*Set problem:* Omit all pictures, then retype the data exactly as given.

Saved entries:
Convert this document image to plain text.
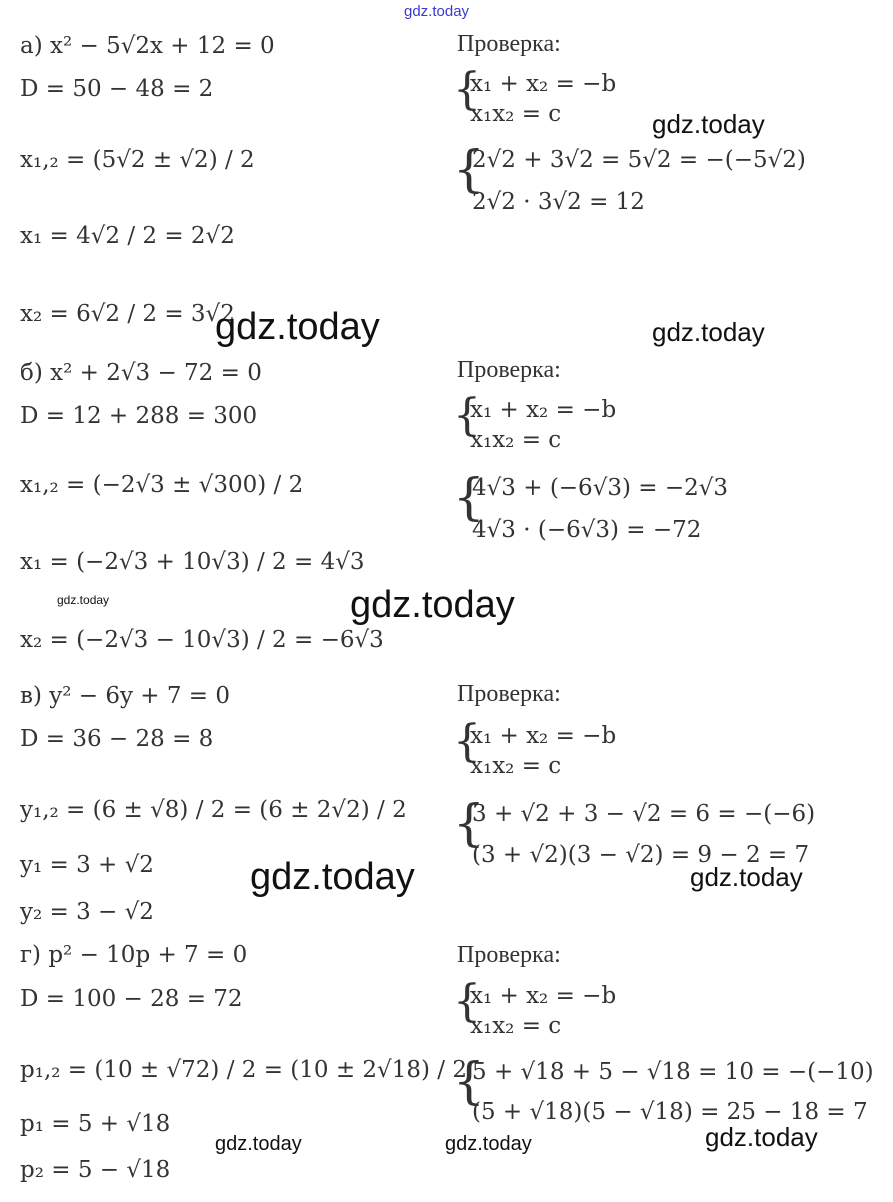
gdz.today
а) x² − 5√2x + 12 = 0
D = 50 − 48 = 2
x₁,₂ = (5√2 ± √2) / 2
x₁ = 4√2 / 2 = 2√2
x₂ = 6√2 / 2 = 3√2
Проверка:
{
x₁ + x₂ = −b
x₁x₂ = c
{
2√2 + 3√2 = 5√2 = −(−5√2)
2√2 · 3√2 = 12
б) x² + 2√3 − 72 = 0
D = 12 + 288 = 300
x₁,₂ = (−2√3 ± √300) / 2
x₁ = (−2√3 + 10√3) / 2 = 4√3
x₂ = (−2√3 − 10√3) / 2 = −6√3
Проверка:
{
x₁ + x₂ = −b
x₁x₂ = c
{
4√3 + (−6√3) = −2√3
4√3 · (−6√3) = −72
в) y² − 6y + 7 = 0
D = 36 − 28 = 8
y₁,₂ = (6 ± √8) / 2 = (6 ± 2√2) / 2
y₁ = 3 + √2
y₂ = 3 − √2
Проверка:
{
x₁ + x₂ = −b
x₁x₂ = c
{
3 + √2 + 3 − √2 = 6 = −(−6)
(3 + √2)(3 − √2) = 9 − 2 = 7
г) p² − 10p + 7 = 0
D = 100 − 28 = 72
p₁,₂ = (10 ± √72) / 2 = (10 ± 2√18) / 2
p₁ = 5 + √18
p₂ = 5 − √18
Проверка:
{
x₁ + x₂ = −b
x₁x₂ = c
{
5 + √18 + 5 − √18 = 10 = −(−10)
(5 + √18)(5 − √18) = 25 − 18 = 7
gdz.today
gdz.today	gdz.today
gdz.today	gdz.today
gdz.today	gdz.today
gdz.today
gdz.today	gdz.today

*Output for this task:*
Convert this document image to plain text.
gdz.today
а) x² − 5√2x + 12 = 0
D = 50 − 48 = 2
x₁,₂ = (5√2 ± √2) / 2
x₁ = 4√2 / 2 = 2√2
x₂ = 6√2 / 2 = 3√2
Проверка:
{
x₁ + x₂ = −b
x₁x₂ = c
{
2√2 + 3√2 = 5√2 = −(−5√2)
2√2 · 3√2 = 12
б) x² + 2√3 − 72 = 0
D = 12 + 288 = 300
x₁,₂ = (−2√3 ± √300) / 2
x₁ = (−2√3 + 10√3) / 2 = 4√3
x₂ = (−2√3 − 10√3) / 2 = −6√3
Проверка:
{
x₁ + x₂ = −b
x₁x₂ = c
{
4√3 + (−6√3) = −2√3
4√3 · (−6√3) = −72
в) y² − 6y + 7 = 0
D = 36 − 28 = 8
y₁,₂ = (6 ± √8) / 2 = (6 ± 2√2) / 2
y₁ = 3 + √2
y₂ = 3 − √2
Проверка:
{
x₁ + x₂ = −b
x₁x₂ = c
{
3 + √2 + 3 − √2 = 6 = −(−6)
(3 + √2)(3 − √2) = 9 − 2 = 7
г) p² − 10p + 7 = 0
D = 100 − 28 = 72
p₁,₂ = (10 ± √72) / 2 = (10 ± 2√18) / 2
p₁ = 5 + √18
p₂ = 5 − √18
Проверка:
{
x₁ + x₂ = −b
x₁x₂ = c
{
5 + √18 + 5 − √18 = 10 = −(−10)
(5 + √18)(5 − √18) = 25 − 18 = 7
gdz.today
gdz.today	gdz.today
gdz.today	gdz.today
gdz.today	gdz.today
gdz.today
gdz.today	gdz.today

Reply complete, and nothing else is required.